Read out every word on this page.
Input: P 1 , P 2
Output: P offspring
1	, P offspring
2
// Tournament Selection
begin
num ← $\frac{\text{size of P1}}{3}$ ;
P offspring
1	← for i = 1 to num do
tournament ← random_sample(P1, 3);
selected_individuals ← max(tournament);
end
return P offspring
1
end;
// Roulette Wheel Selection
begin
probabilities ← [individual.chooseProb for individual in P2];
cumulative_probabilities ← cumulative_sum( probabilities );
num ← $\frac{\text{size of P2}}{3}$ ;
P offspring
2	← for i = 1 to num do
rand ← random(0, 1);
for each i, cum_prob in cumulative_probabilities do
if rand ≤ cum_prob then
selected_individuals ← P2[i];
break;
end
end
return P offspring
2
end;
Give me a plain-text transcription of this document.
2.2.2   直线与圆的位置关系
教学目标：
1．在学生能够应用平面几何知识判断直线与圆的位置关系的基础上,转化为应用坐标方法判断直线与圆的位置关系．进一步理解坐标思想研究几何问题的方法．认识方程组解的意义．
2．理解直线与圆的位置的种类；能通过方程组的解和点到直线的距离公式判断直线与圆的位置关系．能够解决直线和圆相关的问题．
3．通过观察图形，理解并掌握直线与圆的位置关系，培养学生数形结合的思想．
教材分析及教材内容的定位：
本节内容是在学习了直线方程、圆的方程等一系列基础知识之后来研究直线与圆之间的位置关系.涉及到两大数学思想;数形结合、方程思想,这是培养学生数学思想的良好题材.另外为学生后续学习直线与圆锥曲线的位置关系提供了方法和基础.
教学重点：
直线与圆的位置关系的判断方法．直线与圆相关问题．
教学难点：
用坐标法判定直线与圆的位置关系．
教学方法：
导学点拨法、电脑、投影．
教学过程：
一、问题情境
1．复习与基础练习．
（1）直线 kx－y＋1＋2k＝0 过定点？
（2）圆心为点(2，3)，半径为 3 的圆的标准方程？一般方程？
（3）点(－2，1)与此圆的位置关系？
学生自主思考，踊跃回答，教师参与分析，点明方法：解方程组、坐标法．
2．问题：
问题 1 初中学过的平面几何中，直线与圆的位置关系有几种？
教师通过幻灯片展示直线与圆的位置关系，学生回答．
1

=====

**Exercise**
Reproduce the whole listing word for word.

**Exercise answer**
Read out every word on this page.
Input: P 1 , P 2
Output: P offspring
1	, P offspring
2
// Tournament Selection
begin
num ← $\frac{\text{size of P1}}{3}$ ;
P offspring
1	← for i = 1 to num do
tournament ← random_sample(P1, 3);
selected_individuals ← max(tournament);
end
return P offspring
1
end;
// Roulette Wheel Selection
begin
probabilities ← [individual.chooseProb for individual in P2];
cumulative_probabilities ← cumulative_sum( probabilities );
num ← $\frac{\text{size of P2}}{3}$ ;
P offspring
2	← for i = 1 to num do
rand ← random(0, 1);
for each i, cum_prob in cumulative_probabilities do
if rand ≤ cum_prob then
selected_individuals ← P2[i];
break;
end
end
return P offspring
2
end;
Give me a plain-text transcription of this document.
2.2.2   直线与圆的位置关系
教学目标：
1．在学生能够应用平面几何知识判断直线与圆的位置关系的基础上,转化为应用坐标方法判断直线与圆的位置关系．进一步理解坐标思想研究几何问题的方法．认识方程组解的意义．
2．理解直线与圆的位置的种类；能通过方程组的解和点到直线的距离公式判断直线与圆的位置关系．能够解决直线和圆相关的问题．
3．通过观察图形，理解并掌握直线与圆的位置关系，培养学生数形结合的思想．
教材分析及教材内容的定位：
本节内容是在学习了直线方程、圆的方程等一系列基础知识之后来研究直线与圆之间的位置关系.涉及到两大数学思想;数形结合、方程思想,这是培养学生数学思想的良好题材.另外为学生后续学习直线与圆锥曲线的位置关系提供了方法和基础.
教学重点：
直线与圆的位置关系的判断方法．直线与圆相关问题．
教学难点：
用坐标法判定直线与圆的位置关系．
教学方法：
导学点拨法、电脑、投影．
教学过程：
一、问题情境
1．复习与基础练习．
（1）直线 kx－y＋1＋2k＝0 过定点？
（2）圆心为点(2，3)，半径为 3 的圆的标准方程？一般方程？
（3）点(－2，1)与此圆的位置关系？
学生自主思考，踊跃回答，教师参与分析，点明方法：解方程组、坐标法．
2．问题：
问题 1 初中学过的平面几何中，直线与圆的位置关系有几种？
教师通过幻灯片展示直线与圆的位置关系，学生回答．
1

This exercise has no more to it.